--- Start Extracted records ---

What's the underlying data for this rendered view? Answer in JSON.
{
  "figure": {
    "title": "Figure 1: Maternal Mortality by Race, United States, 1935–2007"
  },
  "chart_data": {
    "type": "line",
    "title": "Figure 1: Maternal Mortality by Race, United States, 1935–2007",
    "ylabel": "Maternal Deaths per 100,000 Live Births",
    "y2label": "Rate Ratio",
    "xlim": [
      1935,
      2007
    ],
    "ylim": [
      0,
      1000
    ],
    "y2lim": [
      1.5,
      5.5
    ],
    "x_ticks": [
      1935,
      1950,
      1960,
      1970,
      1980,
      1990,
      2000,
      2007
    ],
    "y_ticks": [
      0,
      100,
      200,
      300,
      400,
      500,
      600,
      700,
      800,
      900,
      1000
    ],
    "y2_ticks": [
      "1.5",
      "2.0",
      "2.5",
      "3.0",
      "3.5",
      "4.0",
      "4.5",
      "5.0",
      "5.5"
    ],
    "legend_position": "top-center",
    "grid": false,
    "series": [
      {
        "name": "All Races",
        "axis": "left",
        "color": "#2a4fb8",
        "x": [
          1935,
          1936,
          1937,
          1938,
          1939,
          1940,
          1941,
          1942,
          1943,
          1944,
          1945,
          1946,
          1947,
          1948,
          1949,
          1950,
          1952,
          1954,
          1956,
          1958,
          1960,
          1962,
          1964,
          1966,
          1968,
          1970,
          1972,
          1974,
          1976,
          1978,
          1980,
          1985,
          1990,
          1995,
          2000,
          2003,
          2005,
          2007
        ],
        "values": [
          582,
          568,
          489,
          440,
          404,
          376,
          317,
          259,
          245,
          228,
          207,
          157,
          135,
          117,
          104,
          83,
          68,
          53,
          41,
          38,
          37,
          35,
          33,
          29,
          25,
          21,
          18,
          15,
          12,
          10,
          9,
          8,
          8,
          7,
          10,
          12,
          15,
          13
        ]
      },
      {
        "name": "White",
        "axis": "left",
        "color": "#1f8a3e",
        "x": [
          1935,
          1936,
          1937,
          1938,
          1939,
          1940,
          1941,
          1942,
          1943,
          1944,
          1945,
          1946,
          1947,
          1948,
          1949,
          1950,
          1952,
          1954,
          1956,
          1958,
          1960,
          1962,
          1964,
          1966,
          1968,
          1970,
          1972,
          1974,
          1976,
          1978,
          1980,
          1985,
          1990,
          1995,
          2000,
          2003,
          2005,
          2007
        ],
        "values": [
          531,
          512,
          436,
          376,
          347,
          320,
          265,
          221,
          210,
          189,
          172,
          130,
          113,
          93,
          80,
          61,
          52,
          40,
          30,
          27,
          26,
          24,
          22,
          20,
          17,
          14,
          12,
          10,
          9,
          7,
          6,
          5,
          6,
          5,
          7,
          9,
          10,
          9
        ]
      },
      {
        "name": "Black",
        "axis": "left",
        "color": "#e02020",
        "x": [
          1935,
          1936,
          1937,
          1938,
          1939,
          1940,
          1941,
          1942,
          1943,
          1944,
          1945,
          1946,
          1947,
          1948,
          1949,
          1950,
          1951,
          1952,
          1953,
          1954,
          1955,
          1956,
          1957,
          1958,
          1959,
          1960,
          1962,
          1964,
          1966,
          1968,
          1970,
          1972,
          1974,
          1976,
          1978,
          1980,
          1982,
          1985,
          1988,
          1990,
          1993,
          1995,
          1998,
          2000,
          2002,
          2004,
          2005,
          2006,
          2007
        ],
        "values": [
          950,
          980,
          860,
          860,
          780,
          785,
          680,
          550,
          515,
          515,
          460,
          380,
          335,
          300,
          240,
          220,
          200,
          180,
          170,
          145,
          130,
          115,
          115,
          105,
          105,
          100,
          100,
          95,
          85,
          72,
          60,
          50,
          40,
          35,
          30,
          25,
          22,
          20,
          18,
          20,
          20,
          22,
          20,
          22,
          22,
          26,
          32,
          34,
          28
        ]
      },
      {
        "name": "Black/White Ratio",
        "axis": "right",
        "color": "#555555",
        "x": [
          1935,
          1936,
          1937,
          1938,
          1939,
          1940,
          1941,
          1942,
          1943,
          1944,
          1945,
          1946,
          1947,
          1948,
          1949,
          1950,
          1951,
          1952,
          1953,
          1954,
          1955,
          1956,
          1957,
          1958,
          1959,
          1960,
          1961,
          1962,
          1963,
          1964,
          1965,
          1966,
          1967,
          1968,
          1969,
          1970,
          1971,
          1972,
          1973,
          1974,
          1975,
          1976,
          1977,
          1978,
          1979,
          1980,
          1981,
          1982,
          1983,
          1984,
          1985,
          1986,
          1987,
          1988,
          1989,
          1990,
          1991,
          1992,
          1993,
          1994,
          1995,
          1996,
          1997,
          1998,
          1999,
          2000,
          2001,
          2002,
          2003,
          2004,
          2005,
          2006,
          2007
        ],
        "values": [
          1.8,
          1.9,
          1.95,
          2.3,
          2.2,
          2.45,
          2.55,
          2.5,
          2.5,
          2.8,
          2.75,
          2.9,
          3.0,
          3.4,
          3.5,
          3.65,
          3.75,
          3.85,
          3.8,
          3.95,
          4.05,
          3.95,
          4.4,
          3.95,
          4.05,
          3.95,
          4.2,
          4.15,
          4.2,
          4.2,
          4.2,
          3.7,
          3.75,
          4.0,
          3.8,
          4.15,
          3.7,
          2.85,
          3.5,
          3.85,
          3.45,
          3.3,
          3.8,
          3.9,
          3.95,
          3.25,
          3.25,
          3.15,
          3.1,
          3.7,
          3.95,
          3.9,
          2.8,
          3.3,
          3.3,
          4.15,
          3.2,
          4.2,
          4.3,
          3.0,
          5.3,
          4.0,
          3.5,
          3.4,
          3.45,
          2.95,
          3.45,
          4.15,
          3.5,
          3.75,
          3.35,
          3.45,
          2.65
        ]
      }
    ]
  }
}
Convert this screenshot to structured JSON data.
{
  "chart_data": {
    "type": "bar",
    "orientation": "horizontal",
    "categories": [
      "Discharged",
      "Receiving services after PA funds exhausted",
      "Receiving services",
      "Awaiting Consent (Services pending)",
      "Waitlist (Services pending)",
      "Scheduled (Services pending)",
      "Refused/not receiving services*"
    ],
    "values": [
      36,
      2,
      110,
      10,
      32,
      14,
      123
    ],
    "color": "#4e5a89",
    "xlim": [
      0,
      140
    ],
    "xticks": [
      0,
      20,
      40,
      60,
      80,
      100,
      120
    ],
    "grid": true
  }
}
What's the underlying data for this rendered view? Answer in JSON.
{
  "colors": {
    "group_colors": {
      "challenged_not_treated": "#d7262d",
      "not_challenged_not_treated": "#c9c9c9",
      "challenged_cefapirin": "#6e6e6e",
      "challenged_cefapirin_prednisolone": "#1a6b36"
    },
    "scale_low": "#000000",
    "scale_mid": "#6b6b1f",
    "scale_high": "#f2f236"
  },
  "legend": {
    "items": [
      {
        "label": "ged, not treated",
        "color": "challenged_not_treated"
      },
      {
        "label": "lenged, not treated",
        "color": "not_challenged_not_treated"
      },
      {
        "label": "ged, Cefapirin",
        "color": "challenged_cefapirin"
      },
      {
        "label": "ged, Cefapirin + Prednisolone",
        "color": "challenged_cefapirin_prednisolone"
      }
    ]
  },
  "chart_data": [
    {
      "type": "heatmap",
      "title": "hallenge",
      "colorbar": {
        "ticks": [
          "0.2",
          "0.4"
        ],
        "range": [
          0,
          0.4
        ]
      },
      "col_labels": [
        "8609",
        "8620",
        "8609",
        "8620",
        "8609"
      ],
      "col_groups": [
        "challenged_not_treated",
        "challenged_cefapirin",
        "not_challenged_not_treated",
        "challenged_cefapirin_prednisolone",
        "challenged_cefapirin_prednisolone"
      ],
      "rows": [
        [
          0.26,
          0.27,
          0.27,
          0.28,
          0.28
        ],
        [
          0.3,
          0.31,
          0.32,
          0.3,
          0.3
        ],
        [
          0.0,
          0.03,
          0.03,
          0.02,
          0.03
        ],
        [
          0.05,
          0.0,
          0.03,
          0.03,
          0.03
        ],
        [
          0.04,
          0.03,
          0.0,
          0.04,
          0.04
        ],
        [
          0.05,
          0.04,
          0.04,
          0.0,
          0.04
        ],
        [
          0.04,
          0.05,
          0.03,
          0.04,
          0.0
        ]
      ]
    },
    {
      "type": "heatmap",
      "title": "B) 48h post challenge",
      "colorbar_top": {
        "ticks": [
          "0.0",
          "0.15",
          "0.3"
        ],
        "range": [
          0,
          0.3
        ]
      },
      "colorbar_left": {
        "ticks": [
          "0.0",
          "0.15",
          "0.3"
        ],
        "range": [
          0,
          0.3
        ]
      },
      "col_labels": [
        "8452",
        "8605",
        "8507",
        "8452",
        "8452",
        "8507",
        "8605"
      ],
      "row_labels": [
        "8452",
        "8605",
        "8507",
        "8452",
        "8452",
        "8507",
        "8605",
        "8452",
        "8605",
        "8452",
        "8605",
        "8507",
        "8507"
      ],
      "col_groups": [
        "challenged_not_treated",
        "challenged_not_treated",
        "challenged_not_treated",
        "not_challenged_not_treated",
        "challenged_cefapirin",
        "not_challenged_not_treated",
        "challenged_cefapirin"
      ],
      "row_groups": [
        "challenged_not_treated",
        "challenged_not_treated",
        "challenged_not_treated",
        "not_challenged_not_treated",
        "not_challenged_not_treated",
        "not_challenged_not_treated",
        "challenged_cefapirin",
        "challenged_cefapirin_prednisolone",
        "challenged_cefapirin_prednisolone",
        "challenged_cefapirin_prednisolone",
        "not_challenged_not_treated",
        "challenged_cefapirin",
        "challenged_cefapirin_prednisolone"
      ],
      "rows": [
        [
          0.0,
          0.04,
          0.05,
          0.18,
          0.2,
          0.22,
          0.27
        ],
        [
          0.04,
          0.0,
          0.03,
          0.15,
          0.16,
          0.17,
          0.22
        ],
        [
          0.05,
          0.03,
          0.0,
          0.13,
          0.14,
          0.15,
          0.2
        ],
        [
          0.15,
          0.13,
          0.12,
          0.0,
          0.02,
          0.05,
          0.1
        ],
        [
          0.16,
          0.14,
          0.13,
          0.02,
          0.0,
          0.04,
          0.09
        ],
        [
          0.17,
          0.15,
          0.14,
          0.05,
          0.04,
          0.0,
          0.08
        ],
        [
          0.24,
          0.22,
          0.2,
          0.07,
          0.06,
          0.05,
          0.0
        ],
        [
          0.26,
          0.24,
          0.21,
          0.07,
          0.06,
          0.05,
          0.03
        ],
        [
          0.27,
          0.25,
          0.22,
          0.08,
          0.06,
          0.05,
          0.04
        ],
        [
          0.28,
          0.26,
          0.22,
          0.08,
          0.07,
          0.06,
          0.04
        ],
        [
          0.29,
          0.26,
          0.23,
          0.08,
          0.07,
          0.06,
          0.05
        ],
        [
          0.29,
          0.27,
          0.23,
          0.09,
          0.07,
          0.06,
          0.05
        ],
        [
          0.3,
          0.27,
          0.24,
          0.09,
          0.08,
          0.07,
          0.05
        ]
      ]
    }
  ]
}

--- End Extracted records ---

Identify every line above that includes the word "States", and show those lines.

    "title": "Figure 1: Maternal Mortality by Race, United States, 1935–2007"
    "title": "Figure 1: Maternal Mortality by Race, United States, 1935–2007",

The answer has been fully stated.